▶ [Dataset items]
.....
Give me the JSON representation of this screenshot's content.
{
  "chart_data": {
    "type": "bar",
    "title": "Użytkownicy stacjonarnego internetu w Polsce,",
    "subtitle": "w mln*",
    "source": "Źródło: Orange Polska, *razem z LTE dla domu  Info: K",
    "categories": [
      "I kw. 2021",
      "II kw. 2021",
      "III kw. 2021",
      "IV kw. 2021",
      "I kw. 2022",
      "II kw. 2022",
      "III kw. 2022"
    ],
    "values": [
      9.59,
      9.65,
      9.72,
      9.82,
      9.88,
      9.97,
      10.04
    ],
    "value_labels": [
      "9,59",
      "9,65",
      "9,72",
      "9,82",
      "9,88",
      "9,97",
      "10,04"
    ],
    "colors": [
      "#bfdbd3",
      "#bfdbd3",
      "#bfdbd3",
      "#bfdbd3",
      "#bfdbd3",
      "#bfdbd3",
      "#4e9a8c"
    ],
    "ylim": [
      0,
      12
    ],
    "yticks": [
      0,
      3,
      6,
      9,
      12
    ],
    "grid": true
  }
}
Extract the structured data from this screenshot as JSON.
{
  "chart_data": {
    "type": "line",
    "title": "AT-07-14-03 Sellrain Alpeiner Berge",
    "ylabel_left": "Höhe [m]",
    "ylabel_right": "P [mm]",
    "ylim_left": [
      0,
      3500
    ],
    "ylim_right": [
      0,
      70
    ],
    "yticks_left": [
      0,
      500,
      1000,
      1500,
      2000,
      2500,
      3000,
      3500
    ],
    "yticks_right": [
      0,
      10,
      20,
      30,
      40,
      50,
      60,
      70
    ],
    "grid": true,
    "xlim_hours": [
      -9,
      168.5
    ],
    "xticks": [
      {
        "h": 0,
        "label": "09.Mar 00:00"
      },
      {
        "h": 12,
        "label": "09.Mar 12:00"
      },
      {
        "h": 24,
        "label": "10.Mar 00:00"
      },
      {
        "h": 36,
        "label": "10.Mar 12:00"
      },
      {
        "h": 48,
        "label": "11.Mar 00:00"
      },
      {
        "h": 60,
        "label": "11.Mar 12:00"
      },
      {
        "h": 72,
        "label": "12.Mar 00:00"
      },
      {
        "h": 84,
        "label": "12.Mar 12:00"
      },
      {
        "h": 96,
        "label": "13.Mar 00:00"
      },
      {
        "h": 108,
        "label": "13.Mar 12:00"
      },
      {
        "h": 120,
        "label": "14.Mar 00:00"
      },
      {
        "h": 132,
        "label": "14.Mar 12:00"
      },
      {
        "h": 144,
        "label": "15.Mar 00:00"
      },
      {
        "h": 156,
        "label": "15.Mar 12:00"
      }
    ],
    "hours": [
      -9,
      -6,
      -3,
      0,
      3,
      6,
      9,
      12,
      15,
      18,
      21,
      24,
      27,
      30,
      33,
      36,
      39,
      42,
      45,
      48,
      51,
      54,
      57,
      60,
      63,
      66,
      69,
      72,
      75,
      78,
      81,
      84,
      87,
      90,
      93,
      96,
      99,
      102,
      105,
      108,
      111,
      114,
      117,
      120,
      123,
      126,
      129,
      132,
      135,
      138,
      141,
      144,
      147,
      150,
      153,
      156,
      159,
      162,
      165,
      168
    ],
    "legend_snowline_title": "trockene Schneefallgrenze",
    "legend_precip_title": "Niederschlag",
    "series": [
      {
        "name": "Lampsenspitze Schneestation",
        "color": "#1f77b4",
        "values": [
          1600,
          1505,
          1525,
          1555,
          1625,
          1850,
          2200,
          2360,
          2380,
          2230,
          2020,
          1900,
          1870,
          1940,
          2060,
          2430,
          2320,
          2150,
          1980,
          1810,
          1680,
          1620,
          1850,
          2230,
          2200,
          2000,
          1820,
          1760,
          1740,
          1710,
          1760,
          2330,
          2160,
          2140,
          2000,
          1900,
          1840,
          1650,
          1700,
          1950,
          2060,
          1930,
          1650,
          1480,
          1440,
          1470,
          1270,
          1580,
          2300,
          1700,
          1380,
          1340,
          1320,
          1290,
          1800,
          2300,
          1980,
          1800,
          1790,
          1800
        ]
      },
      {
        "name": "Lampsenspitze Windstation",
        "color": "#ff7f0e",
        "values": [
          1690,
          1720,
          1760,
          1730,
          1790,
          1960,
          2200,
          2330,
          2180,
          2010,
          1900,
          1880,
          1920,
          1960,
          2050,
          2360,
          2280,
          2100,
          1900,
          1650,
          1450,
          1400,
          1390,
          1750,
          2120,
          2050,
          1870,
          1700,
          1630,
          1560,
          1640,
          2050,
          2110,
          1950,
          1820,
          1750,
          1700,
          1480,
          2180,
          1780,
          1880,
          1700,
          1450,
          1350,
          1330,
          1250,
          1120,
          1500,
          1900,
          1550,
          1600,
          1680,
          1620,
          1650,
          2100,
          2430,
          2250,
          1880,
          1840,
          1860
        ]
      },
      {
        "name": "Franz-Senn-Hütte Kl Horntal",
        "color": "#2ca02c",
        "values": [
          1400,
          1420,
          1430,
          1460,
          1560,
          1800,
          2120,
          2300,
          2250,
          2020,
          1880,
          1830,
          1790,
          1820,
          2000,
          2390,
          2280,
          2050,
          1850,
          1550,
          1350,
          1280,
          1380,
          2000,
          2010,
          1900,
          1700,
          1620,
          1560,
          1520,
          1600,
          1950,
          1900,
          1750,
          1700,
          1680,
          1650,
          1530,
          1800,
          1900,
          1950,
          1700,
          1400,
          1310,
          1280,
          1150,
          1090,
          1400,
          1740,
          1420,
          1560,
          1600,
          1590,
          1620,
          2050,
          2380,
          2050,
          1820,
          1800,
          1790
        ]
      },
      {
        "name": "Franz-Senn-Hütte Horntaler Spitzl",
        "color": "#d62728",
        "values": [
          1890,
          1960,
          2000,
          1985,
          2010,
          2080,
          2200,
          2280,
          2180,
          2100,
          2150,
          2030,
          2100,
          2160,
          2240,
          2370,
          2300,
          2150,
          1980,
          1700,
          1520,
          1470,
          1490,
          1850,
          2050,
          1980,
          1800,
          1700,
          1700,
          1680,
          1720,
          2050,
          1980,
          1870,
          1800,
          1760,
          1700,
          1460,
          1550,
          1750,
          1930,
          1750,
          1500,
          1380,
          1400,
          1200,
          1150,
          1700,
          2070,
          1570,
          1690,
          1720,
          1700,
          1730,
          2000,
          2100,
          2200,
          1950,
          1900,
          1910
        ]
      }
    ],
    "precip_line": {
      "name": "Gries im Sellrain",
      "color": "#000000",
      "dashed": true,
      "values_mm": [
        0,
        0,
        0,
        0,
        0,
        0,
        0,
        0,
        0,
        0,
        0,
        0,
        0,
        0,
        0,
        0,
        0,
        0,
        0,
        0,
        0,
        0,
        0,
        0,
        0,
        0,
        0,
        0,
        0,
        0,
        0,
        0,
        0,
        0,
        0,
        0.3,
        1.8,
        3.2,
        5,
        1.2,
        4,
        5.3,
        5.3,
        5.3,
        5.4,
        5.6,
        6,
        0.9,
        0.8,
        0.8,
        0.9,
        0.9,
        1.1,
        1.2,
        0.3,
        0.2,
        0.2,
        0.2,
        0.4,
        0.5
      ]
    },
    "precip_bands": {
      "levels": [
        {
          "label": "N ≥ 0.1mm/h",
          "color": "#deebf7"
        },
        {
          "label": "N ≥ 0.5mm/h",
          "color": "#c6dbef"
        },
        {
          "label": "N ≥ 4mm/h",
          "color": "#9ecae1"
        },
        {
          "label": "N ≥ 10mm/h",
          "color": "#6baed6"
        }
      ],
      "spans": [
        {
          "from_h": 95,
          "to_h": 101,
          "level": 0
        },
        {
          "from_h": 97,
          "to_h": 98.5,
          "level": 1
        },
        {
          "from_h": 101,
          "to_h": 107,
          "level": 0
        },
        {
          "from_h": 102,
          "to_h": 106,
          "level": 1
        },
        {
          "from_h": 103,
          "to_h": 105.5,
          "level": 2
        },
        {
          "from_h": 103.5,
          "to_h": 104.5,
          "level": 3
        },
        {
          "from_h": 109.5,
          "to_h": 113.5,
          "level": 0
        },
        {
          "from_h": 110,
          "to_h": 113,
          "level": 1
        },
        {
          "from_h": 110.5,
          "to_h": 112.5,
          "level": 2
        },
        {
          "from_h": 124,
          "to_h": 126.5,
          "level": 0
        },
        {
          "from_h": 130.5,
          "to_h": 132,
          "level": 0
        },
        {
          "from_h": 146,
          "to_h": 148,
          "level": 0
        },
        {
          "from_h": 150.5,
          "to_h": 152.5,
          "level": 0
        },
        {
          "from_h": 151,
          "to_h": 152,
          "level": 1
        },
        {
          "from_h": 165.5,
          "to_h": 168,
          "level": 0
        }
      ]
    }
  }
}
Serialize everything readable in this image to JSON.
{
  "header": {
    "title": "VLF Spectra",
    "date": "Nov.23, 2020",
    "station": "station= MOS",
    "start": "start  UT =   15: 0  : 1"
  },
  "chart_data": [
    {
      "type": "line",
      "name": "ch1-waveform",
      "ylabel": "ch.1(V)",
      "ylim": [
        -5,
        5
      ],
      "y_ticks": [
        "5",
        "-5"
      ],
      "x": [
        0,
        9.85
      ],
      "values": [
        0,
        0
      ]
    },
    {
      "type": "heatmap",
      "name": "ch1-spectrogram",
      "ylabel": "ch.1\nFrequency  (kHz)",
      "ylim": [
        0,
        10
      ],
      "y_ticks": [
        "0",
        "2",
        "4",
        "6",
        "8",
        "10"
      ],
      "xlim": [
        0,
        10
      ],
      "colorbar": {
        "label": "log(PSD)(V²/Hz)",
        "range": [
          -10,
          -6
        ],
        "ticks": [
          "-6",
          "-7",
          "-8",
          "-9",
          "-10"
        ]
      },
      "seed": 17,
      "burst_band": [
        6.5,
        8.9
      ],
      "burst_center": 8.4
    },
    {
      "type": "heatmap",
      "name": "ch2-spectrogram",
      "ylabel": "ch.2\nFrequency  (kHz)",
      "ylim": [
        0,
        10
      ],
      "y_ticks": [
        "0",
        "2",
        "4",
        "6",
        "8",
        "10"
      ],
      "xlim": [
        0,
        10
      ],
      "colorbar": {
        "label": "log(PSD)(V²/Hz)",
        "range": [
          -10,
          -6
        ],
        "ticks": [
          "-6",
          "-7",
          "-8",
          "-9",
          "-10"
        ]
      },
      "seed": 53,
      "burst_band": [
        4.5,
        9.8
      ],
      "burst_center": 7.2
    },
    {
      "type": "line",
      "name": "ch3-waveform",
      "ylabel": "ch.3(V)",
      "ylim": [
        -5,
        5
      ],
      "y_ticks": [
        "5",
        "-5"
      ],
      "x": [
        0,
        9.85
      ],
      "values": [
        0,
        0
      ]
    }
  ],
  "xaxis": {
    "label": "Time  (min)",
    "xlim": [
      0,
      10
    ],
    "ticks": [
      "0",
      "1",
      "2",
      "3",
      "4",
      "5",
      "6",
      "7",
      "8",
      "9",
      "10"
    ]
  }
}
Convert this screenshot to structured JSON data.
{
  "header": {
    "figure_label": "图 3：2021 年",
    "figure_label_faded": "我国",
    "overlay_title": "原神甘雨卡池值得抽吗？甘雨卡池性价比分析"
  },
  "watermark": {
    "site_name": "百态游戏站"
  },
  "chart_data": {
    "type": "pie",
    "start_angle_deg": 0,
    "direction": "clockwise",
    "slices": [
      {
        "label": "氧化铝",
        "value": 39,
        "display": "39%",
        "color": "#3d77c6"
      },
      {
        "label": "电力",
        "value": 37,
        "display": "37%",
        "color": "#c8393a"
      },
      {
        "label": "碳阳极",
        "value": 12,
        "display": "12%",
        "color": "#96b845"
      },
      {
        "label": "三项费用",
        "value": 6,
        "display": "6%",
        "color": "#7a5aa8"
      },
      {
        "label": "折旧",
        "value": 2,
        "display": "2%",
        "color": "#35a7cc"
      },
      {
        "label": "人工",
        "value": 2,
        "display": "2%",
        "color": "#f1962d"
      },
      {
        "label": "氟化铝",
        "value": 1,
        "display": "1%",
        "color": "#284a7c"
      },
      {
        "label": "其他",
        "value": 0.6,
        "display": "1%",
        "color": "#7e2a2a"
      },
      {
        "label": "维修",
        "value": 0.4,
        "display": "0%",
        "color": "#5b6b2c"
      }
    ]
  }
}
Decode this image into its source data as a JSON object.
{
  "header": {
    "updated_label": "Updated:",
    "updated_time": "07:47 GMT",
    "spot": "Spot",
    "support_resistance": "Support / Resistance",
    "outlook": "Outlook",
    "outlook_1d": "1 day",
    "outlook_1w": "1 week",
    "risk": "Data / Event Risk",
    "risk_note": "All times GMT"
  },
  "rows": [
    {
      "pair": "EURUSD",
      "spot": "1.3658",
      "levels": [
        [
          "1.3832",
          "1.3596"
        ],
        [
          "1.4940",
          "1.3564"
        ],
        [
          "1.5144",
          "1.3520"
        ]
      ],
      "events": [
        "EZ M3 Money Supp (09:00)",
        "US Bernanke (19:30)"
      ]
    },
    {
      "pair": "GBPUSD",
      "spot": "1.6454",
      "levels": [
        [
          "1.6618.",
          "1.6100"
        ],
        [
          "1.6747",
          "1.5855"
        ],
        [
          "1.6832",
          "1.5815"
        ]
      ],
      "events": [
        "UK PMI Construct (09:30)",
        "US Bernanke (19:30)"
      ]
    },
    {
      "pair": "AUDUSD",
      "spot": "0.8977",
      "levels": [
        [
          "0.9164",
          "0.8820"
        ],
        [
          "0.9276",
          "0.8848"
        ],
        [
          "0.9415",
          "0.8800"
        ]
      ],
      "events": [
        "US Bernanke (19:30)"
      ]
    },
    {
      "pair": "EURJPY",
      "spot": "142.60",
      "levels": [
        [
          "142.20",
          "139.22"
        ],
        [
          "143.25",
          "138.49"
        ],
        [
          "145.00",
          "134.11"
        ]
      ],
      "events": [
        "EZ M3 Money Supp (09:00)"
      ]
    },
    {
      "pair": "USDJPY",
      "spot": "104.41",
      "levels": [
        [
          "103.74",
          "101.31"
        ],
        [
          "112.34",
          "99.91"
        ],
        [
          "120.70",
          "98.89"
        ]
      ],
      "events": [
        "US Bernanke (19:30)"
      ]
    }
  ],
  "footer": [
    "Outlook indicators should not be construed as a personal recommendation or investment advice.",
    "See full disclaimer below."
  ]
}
.....
▶ [Exercise prompt] Determine the count of lines in the data above with the string "spectrogram" in them, and give that count alone.

▶ [Expected output] 2